***** SOURCE MATERIAL *****

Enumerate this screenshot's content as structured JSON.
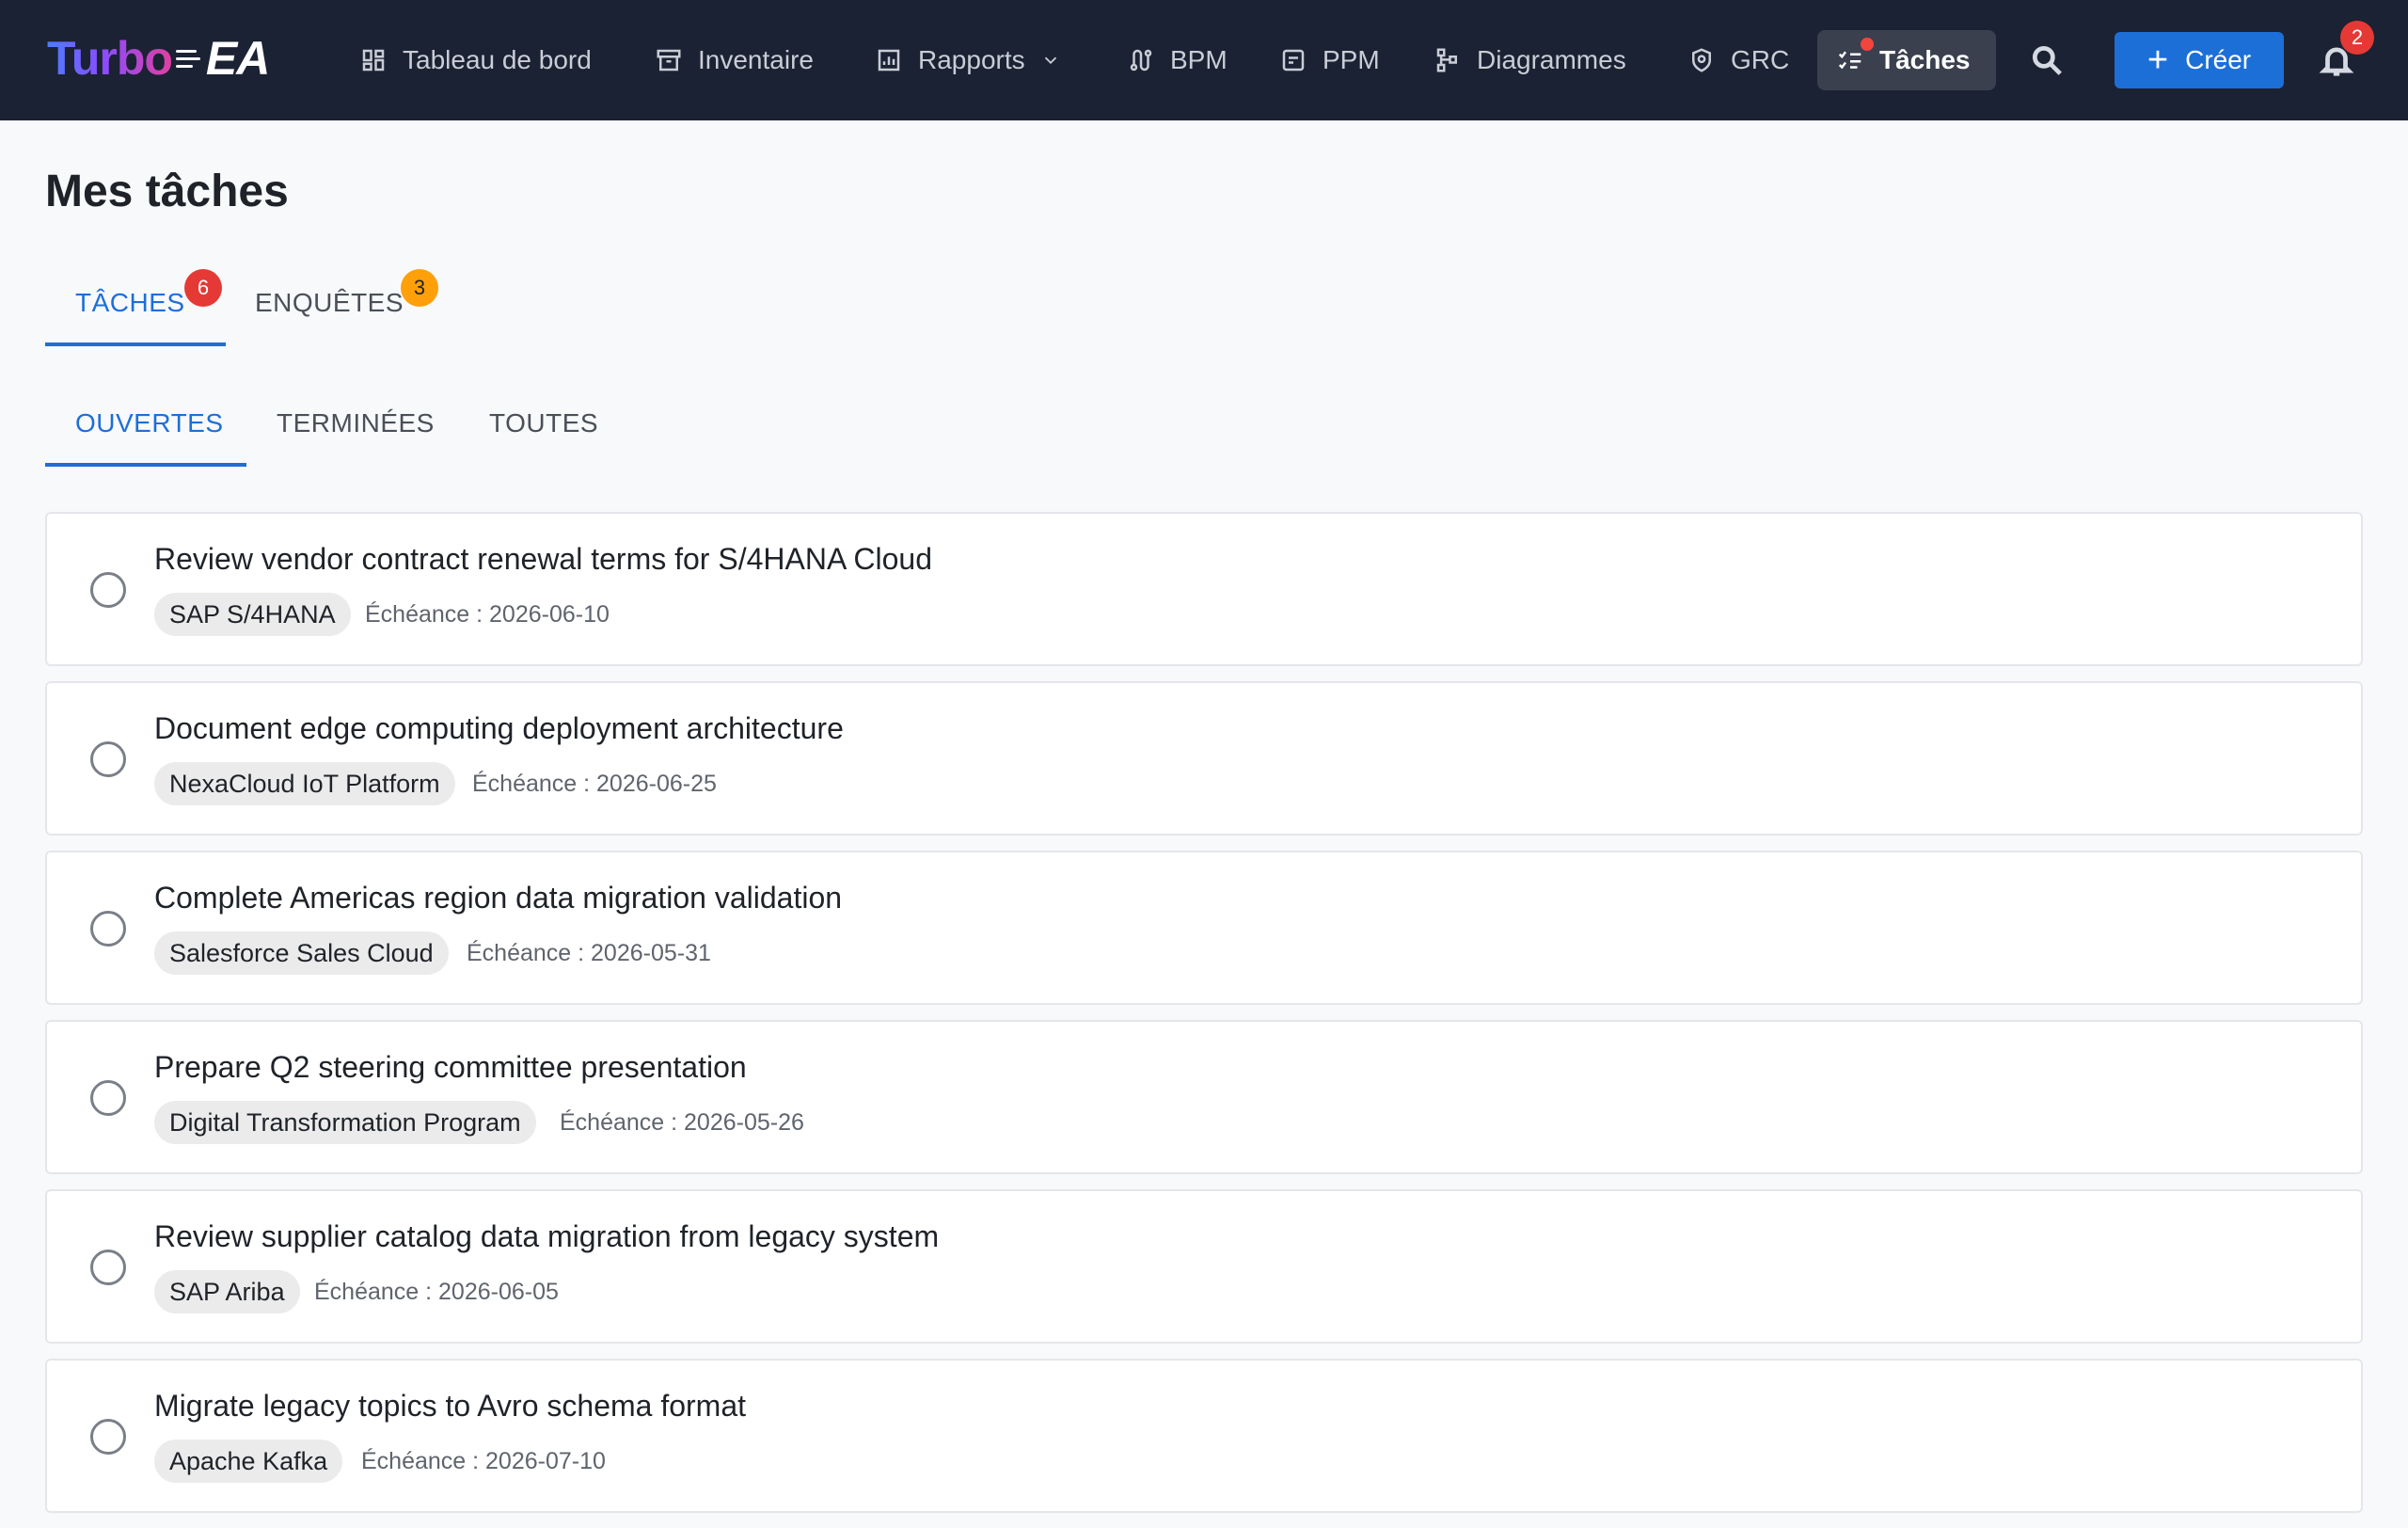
{
  "app": {
    "logo_turbo": "Turbo",
    "logo_ea": "EA"
  },
  "nav": {
    "items": [
      {
        "label": "Tableau de bord",
        "icon": "dashboard-icon"
      },
      {
        "label": "Inventaire",
        "icon": "archive-icon"
      },
      {
        "label": "Rapports",
        "icon": "bar-chart-icon"
      },
      {
        "label": "BPM",
        "icon": "route-icon"
      },
      {
        "label": "PPM",
        "icon": "project-icon"
      },
      {
        "label": "Diagrammes",
        "icon": "hierarchy-icon"
      },
      {
        "label": "GRC",
        "icon": "shield-icon"
      },
      {
        "label": "Tâches",
        "icon": "checklist-icon",
        "active": true
      }
    ],
    "create_label": "Créer",
    "notification_count": "2"
  },
  "page": {
    "title": "Mes tâches"
  },
  "primary_tabs": [
    {
      "label": "TÂCHES",
      "count": "6",
      "active": true
    },
    {
      "label": "ENQUÊTES",
      "count": "3",
      "active": false
    }
  ],
  "secondary_tabs": [
    {
      "label": "OUVERTES",
      "active": true
    },
    {
      "label": "TERMINÉES",
      "active": false
    },
    {
      "label": "TOUTES",
      "active": false
    }
  ],
  "tasks": [
    {
      "title": "Review vendor contract renewal terms for S/4HANA Cloud",
      "tag": "SAP S/4HANA",
      "due": "Échéance : 2026-06-10"
    },
    {
      "title": "Document edge computing deployment architecture",
      "tag": "NexaCloud IoT Platform",
      "due": "Échéance : 2026-06-25"
    },
    {
      "title": "Complete Americas region data migration validation",
      "tag": "Salesforce Sales Cloud",
      "due": "Échéance : 2026-05-31"
    },
    {
      "title": "Prepare Q2 steering committee presentation",
      "tag": "Digital Transformation Program",
      "due": "Échéance : 2026-05-26"
    },
    {
      "title": "Review supplier catalog data migration from legacy system",
      "tag": "SAP Ariba",
      "due": "Échéance : 2026-06-05"
    },
    {
      "title": "Migrate legacy topics to Avro schema format",
      "tag": "Apache Kafka",
      "due": "Échéance : 2026-07-10"
    }
  ],
  "colors": {
    "topbar": "#1b2233",
    "accent": "#1d6fd8",
    "badge_red": "#e53935",
    "badge_orange": "#ff9f0a"
  }
}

*****

AIM OF THE EXERCISE: The answer is one number: how many lines of the material above contain "Échéance".

OUTPUT FOR THIS TASK: 6